STATED TASK: Type out all the records word for word. Any pictures are to be left out.

════════

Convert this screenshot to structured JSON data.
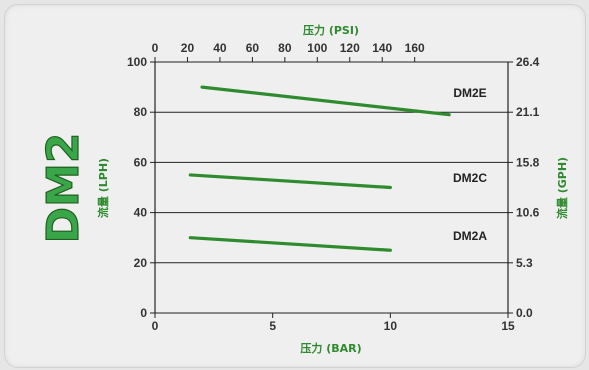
{
  "colors": {
    "accent": "#2e8b2e",
    "model_text": "#3aa64a",
    "axis": "#222222",
    "grid": "#222222"
  },
  "model_label": "DM2",
  "chart_data": {
    "type": "line",
    "xlabel_bottom": "压力 (BAR)",
    "xlabel_top": "压力 (PSI)",
    "ylabel_left": "流量 (LPH)",
    "ylabel_right": "流量 (GPH)",
    "xlim": [
      0,
      15
    ],
    "ylim": [
      0,
      100
    ],
    "xticks_bottom": [
      "0",
      "5",
      "10",
      "15"
    ],
    "xticks_top": [
      "0",
      "20",
      "40",
      "60",
      "80",
      "100",
      "120",
      "140",
      "160"
    ],
    "yticks_left": [
      "0",
      "20",
      "40",
      "60",
      "80",
      "100"
    ],
    "yticks_right": [
      "0.0",
      "5.3",
      "10.6",
      "15.8",
      "21.1",
      "26.4"
    ],
    "grid": "horizontal",
    "series": [
      {
        "name": "DM2E",
        "x": [
          2,
          12.5
        ],
        "y": [
          90,
          79
        ]
      },
      {
        "name": "DM2C",
        "x": [
          1.5,
          10
        ],
        "y": [
          55,
          50
        ]
      },
      {
        "name": "DM2A",
        "x": [
          1.5,
          10
        ],
        "y": [
          30,
          25
        ]
      }
    ]
  }
}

════════

RESULT OF THIS EXERCISE:
Convert this screenshot to structured JSON data.
{
  "colors": {
    "accent": "#2e8b2e",
    "model_text": "#3aa64a",
    "axis": "#222222",
    "grid": "#222222"
  },
  "model_label": "DM2",
  "chart_data": {
    "type": "line",
    "xlabel_bottom": "压力 (BAR)",
    "xlabel_top": "压力 (PSI)",
    "ylabel_left": "流量 (LPH)",
    "ylabel_right": "流量 (GPH)",
    "xlim": [
      0,
      15
    ],
    "ylim": [
      0,
      100
    ],
    "xticks_bottom": [
      "0",
      "5",
      "10",
      "15"
    ],
    "xticks_top": [
      "0",
      "20",
      "40",
      "60",
      "80",
      "100",
      "120",
      "140",
      "160"
    ],
    "yticks_left": [
      "0",
      "20",
      "40",
      "60",
      "80",
      "100"
    ],
    "yticks_right": [
      "0.0",
      "5.3",
      "10.6",
      "15.8",
      "21.1",
      "26.4"
    ],
    "grid": "horizontal",
    "series": [
      {
        "name": "DM2E",
        "x": [
          2,
          12.5
        ],
        "y": [
          90,
          79
        ]
      },
      {
        "name": "DM2C",
        "x": [
          1.5,
          10
        ],
        "y": [
          55,
          50
        ]
      },
      {
        "name": "DM2A",
        "x": [
          1.5,
          10
        ],
        "y": [
          30,
          25
        ]
      }
    ]
  }
}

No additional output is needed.